[BEGIN TASK INPUTS]
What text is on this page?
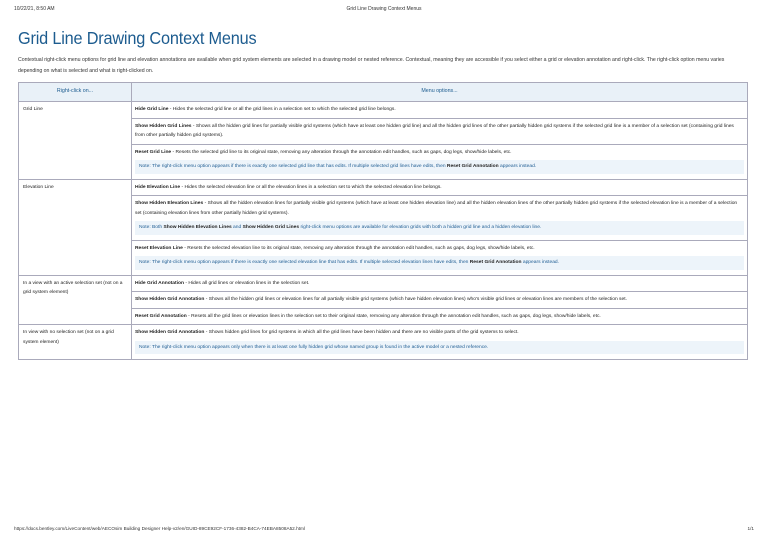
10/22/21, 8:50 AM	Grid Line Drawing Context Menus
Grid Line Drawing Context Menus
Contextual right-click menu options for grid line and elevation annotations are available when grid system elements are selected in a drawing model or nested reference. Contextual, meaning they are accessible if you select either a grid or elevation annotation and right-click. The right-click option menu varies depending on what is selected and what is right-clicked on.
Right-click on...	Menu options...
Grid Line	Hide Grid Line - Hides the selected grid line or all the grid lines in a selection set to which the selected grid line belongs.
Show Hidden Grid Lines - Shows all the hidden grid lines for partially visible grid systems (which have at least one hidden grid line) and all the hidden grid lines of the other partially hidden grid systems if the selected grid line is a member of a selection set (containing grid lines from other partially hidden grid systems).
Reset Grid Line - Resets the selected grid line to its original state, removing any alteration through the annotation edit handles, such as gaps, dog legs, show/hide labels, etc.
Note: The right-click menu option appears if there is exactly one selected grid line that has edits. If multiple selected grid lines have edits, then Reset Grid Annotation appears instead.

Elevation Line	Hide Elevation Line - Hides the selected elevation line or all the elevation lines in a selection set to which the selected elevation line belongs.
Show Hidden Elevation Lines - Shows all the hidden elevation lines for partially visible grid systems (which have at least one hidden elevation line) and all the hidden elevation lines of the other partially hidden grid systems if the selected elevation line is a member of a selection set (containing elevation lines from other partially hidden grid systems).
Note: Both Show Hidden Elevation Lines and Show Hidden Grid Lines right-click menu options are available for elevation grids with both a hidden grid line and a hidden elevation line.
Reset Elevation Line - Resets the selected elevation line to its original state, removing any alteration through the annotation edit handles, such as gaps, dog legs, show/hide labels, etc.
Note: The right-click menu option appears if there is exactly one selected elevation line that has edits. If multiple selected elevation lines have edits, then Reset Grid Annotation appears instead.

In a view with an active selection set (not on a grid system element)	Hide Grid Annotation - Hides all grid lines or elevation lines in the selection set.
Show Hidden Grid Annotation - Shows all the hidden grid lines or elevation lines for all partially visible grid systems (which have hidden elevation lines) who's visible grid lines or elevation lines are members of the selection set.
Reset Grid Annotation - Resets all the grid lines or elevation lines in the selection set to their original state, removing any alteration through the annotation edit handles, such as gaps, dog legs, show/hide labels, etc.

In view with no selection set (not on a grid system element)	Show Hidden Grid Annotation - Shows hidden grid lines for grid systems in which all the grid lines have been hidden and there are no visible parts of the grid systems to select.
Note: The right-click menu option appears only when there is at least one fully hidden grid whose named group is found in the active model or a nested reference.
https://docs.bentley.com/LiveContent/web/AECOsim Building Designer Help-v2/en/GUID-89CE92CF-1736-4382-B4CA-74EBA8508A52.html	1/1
[END TASK INPUTS]
> **WHAT TO PRODUCE**: Copy out all lines where the word "alteration" appears.

> **OUTPUT BELOW**:
Reset Grid Line - Resets the selected grid line to its original state, removing any alteration through the annotation edit handles, such as gaps, dog legs, show/hide labels, etc.
Reset Elevation Line - Resets the selected elevation line to its original state, removing any alteration through the annotation edit handles, such as gaps, dog legs, show/hide labels, etc.
Reset Grid Annotation - Resets all the grid lines or elevation lines in the selection set to their original state, removing any alteration through the annotation edit handles, such as gaps, dog legs, show/hide labels, etc.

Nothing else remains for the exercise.